[Extracts from a graphics dataset]

--- start ---

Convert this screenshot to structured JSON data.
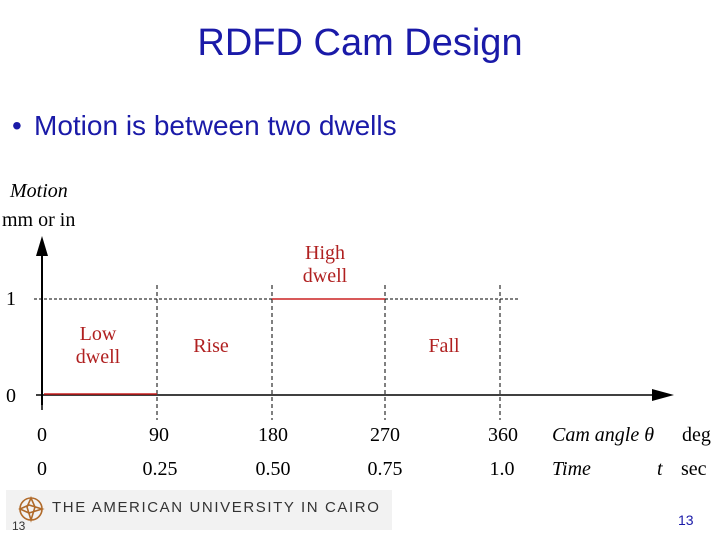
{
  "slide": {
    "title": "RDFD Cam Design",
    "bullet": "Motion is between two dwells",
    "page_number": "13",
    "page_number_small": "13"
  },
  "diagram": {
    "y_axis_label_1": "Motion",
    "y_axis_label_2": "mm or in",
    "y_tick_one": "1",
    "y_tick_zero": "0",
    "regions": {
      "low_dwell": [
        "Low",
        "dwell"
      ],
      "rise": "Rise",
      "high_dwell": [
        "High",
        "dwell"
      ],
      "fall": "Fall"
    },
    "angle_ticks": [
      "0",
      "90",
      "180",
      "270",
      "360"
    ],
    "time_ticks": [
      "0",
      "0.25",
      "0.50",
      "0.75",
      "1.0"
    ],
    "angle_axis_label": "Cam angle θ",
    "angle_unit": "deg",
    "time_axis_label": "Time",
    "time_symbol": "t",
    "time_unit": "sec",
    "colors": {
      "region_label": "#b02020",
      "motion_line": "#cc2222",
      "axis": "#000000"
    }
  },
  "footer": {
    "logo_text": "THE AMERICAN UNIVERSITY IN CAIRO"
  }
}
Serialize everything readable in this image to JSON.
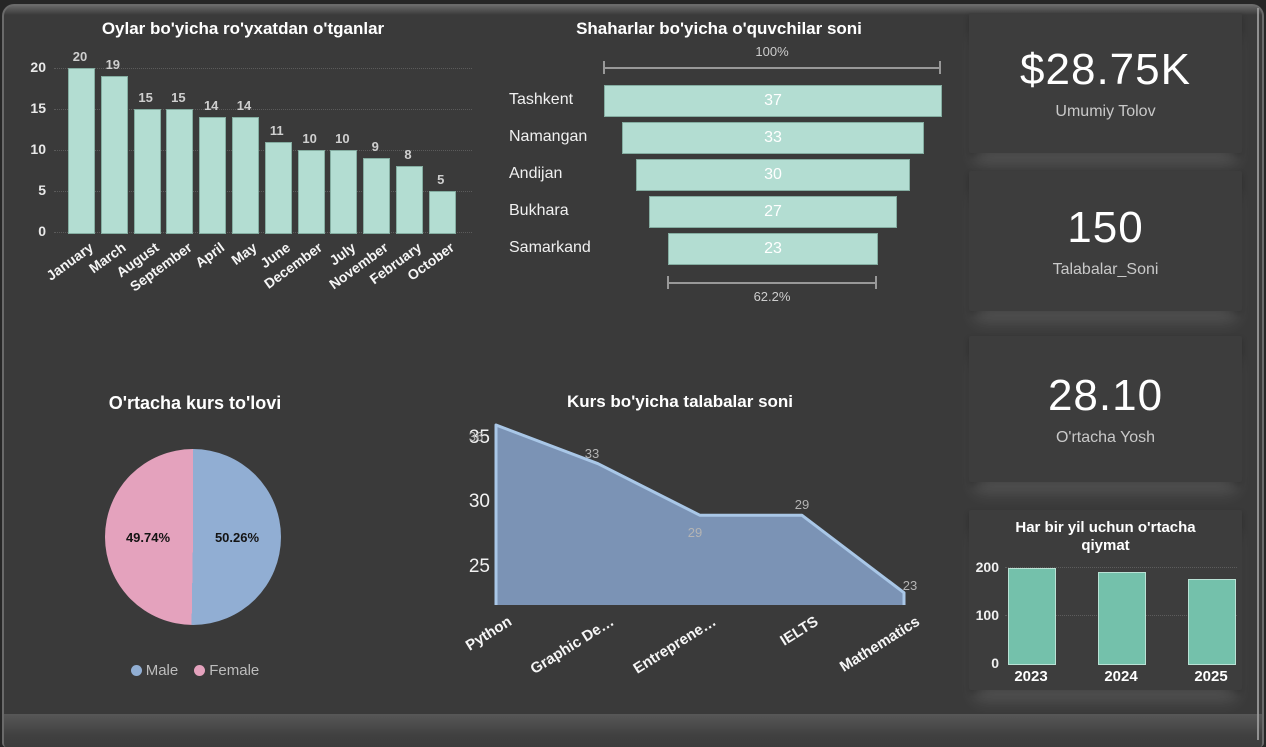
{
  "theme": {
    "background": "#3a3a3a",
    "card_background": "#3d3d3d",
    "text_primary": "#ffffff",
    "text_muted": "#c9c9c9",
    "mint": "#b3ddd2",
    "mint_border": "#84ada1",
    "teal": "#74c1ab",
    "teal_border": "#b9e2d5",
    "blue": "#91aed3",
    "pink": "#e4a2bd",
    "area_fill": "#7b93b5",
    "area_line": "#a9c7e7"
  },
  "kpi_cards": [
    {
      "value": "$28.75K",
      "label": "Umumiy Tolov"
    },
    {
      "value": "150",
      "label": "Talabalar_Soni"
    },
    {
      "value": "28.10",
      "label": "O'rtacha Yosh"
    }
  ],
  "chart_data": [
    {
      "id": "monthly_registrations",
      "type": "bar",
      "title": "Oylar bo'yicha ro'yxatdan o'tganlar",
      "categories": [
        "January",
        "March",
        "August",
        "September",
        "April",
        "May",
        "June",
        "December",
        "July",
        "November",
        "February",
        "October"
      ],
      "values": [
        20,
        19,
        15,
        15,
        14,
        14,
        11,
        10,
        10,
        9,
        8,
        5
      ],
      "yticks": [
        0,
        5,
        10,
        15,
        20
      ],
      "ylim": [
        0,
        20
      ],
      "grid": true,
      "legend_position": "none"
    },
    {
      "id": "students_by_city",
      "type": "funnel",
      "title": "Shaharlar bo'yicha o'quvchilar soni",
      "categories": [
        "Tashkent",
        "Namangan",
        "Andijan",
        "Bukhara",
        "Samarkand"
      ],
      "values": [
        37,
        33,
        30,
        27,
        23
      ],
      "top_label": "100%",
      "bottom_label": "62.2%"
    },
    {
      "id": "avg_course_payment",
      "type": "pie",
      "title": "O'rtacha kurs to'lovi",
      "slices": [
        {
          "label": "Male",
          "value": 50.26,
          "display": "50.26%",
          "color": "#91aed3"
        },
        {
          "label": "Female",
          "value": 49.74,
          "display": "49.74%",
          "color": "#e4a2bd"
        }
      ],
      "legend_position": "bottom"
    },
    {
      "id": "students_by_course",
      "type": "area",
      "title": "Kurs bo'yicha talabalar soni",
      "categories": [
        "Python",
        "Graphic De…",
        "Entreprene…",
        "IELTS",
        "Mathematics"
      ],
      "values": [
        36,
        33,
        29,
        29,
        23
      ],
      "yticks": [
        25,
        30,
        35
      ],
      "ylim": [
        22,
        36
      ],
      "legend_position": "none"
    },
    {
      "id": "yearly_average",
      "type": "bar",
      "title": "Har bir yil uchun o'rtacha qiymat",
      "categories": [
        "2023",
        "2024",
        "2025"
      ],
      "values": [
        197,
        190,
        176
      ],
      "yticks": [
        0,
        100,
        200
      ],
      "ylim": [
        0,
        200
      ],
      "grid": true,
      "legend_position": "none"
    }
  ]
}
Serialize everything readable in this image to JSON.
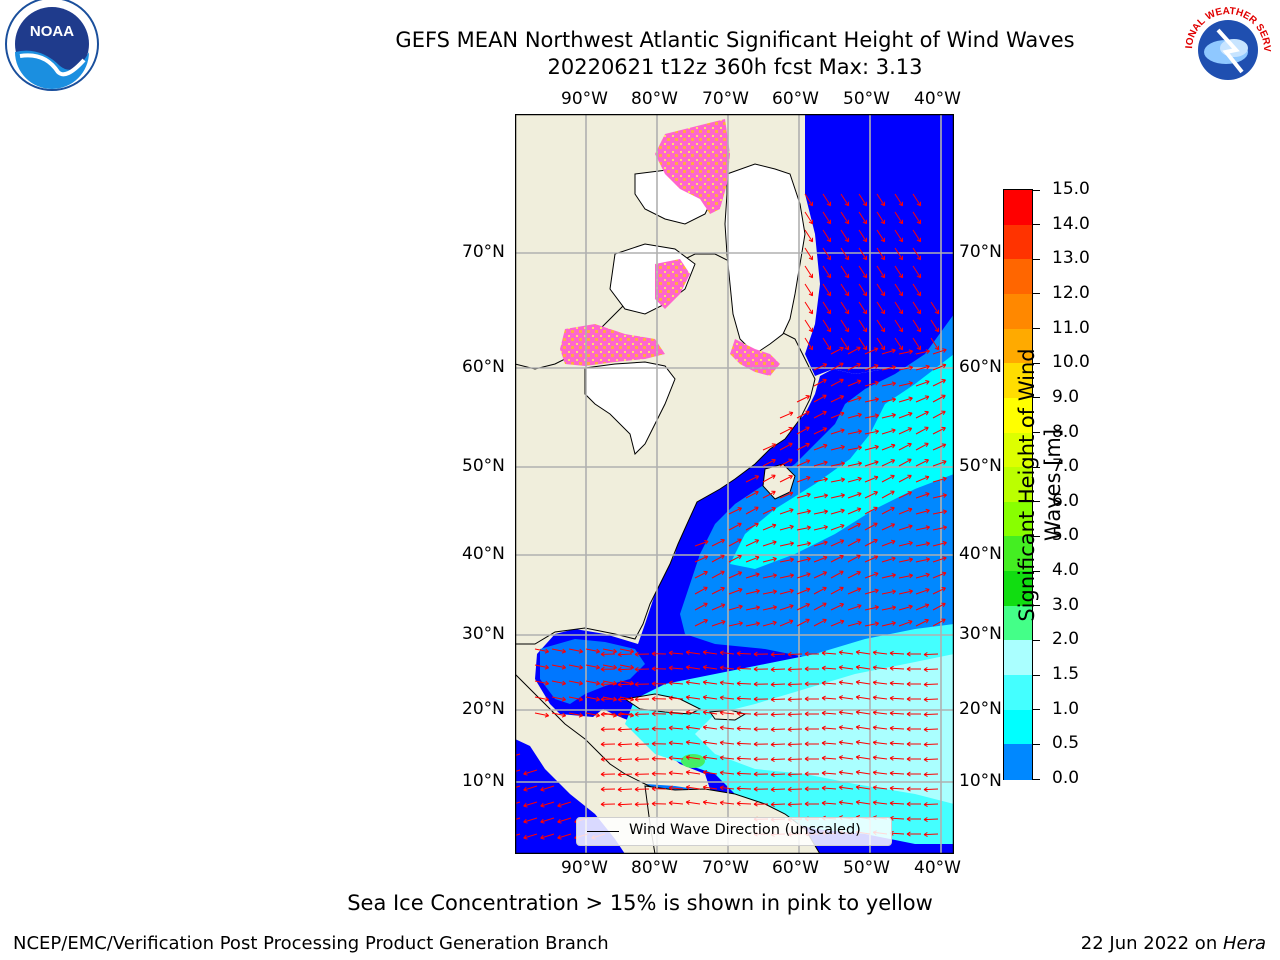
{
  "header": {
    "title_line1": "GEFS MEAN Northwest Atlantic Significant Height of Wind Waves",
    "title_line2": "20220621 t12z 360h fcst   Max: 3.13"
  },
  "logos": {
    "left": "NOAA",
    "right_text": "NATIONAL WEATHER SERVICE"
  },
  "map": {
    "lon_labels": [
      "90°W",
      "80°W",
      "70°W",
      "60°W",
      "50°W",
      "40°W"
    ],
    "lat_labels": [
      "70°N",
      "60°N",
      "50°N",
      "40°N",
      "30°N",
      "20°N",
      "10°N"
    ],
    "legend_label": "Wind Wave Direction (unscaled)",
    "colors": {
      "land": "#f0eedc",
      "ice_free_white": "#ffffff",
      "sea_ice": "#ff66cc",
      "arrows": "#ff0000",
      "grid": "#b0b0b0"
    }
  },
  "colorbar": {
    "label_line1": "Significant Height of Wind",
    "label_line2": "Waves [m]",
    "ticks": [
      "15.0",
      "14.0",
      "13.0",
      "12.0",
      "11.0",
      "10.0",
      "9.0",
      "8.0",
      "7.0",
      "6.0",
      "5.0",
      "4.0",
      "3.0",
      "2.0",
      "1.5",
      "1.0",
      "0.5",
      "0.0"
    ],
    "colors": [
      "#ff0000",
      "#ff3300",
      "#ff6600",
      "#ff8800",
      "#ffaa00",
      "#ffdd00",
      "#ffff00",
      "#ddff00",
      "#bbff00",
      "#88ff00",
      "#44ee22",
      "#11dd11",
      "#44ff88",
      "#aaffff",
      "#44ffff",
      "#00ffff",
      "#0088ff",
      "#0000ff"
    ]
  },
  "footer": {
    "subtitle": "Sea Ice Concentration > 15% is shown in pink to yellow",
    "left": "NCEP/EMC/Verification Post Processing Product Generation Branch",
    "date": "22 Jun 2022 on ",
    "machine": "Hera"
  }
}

--- end ---

_PROBLEM REQUIREMENTS_: Pictures are to be left out; the records above must be repeated word for word.

_EXPECTED OUTPUT_:
Convert this screenshot to structured JSON data.
{
  "slide": {
    "title": "RDFD Cam Design",
    "bullet": "Motion is between two dwells",
    "page_number": "13",
    "page_number_small": "13"
  },
  "diagram": {
    "y_axis_label_1": "Motion",
    "y_axis_label_2": "mm or in",
    "y_tick_one": "1",
    "y_tick_zero": "0",
    "regions": {
      "low_dwell": [
        "Low",
        "dwell"
      ],
      "rise": "Rise",
      "high_dwell": [
        "High",
        "dwell"
      ],
      "fall": "Fall"
    },
    "angle_ticks": [
      "0",
      "90",
      "180",
      "270",
      "360"
    ],
    "time_ticks": [
      "0",
      "0.25",
      "0.50",
      "0.75",
      "1.0"
    ],
    "angle_axis_label": "Cam angle θ",
    "angle_unit": "deg",
    "time_axis_label": "Time",
    "time_symbol": "t",
    "time_unit": "sec",
    "colors": {
      "region_label": "#b02020",
      "motion_line": "#cc2222",
      "axis": "#000000"
    }
  },
  "footer": {
    "logo_text": "THE AMERICAN UNIVERSITY IN CAIRO"
  }
}
Serialize everything readable in this image to JSON.
{
  "theme": {
    "background": "#3a3a3a",
    "card_background": "#3d3d3d",
    "text_primary": "#ffffff",
    "text_muted": "#c9c9c9",
    "mint": "#b3ddd2",
    "mint_border": "#84ada1",
    "teal": "#74c1ab",
    "teal_border": "#b9e2d5",
    "blue": "#91aed3",
    "pink": "#e4a2bd",
    "area_fill": "#7b93b5",
    "area_line": "#a9c7e7"
  },
  "kpi_cards": [
    {
      "value": "$28.75K",
      "label": "Umumiy Tolov"
    },
    {
      "value": "150",
      "label": "Talabalar_Soni"
    },
    {
      "value": "28.10",
      "label": "O'rtacha Yosh"
    }
  ],
  "chart_data": [
    {
      "id": "monthly_registrations",
      "type": "bar",
      "title": "Oylar bo'yicha ro'yxatdan o'tganlar",
      "categories": [
        "January",
        "March",
        "August",
        "September",
        "April",
        "May",
        "June",
        "December",
        "July",
        "November",
        "February",
        "October"
      ],
      "values": [
        20,
        19,
        15,
        15,
        14,
        14,
        11,
        10,
        10,
        9,
        8,
        5
      ],
      "yticks": [
        0,
        5,
        10,
        15,
        20
      ],
      "ylim": [
        0,
        20
      ],
      "grid": true,
      "legend_position": "none"
    },
    {
      "id": "students_by_city",
      "type": "funnel",
      "title": "Shaharlar bo'yicha o'quvchilar soni",
      "categories": [
        "Tashkent",
        "Namangan",
        "Andijan",
        "Bukhara",
        "Samarkand"
      ],
      "values": [
        37,
        33,
        30,
        27,
        23
      ],
      "top_label": "100%",
      "bottom_label": "62.2%"
    },
    {
      "id": "avg_course_payment",
      "type": "pie",
      "title": "O'rtacha kurs to'lovi",
      "slices": [
        {
          "label": "Male",
          "value": 50.26,
          "display": "50.26%",
          "color": "#91aed3"
        },
        {
          "label": "Female",
          "value": 49.74,
          "display": "49.74%",
          "color": "#e4a2bd"
        }
      ],
      "legend_position": "bottom"
    },
    {
      "id": "students_by_course",
      "type": "area",
      "title": "Kurs bo'yicha talabalar soni",
      "categories": [
        "Python",
        "Graphic De…",
        "Entreprene…",
        "IELTS",
        "Mathematics"
      ],
      "values": [
        36,
        33,
        29,
        29,
        23
      ],
      "yticks": [
        25,
        30,
        35
      ],
      "ylim": [
        22,
        36
      ],
      "legend_position": "none"
    },
    {
      "id": "yearly_average",
      "type": "bar",
      "title": "Har bir yil uchun o'rtacha qiymat",
      "categories": [
        "2023",
        "2024",
        "2025"
      ],
      "values": [
        197,
        190,
        176
      ],
      "yticks": [
        0,
        100,
        200
      ],
      "ylim": [
        0,
        200
      ],
      "grid": true,
      "legend_position": "none"
    }
  ]
}
Serialize everything readable in this image to JSON.
{
  "header": {
    "title_line1": "GEFS MEAN Northwest Atlantic Significant Height of Wind Waves",
    "title_line2": "20220621 t12z 360h fcst   Max: 3.13"
  },
  "logos": {
    "left": "NOAA",
    "right_text": "NATIONAL WEATHER SERVICE"
  },
  "map": {
    "lon_labels": [
      "90°W",
      "80°W",
      "70°W",
      "60°W",
      "50°W",
      "40°W"
    ],
    "lat_labels": [
      "70°N",
      "60°N",
      "50°N",
      "40°N",
      "30°N",
      "20°N",
      "10°N"
    ],
    "legend_label": "Wind Wave Direction (unscaled)",
    "colors": {
      "land": "#f0eedc",
      "ice_free_white": "#ffffff",
      "sea_ice": "#ff66cc",
      "arrows": "#ff0000",
      "grid": "#b0b0b0"
    }
  },
  "colorbar": {
    "label_line1": "Significant Height of Wind",
    "label_line2": "Waves [m]",
    "ticks": [
      "15.0",
      "14.0",
      "13.0",
      "12.0",
      "11.0",
      "10.0",
      "9.0",
      "8.0",
      "7.0",
      "6.0",
      "5.0",
      "4.0",
      "3.0",
      "2.0",
      "1.5",
      "1.0",
      "0.5",
      "0.0"
    ],
    "colors": [
      "#ff0000",
      "#ff3300",
      "#ff6600",
      "#ff8800",
      "#ffaa00",
      "#ffdd00",
      "#ffff00",
      "#ddff00",
      "#bbff00",
      "#88ff00",
      "#44ee22",
      "#11dd11",
      "#44ff88",
      "#aaffff",
      "#44ffff",
      "#00ffff",
      "#0088ff",
      "#0000ff"
    ]
  },
  "footer": {
    "subtitle": "Sea Ice Concentration > 15% is shown in pink to yellow",
    "left": "NCEP/EMC/Verification Post Processing Product Generation Branch",
    "date": "22 Jun 2022 on ",
    "machine": "Hera"
  }
}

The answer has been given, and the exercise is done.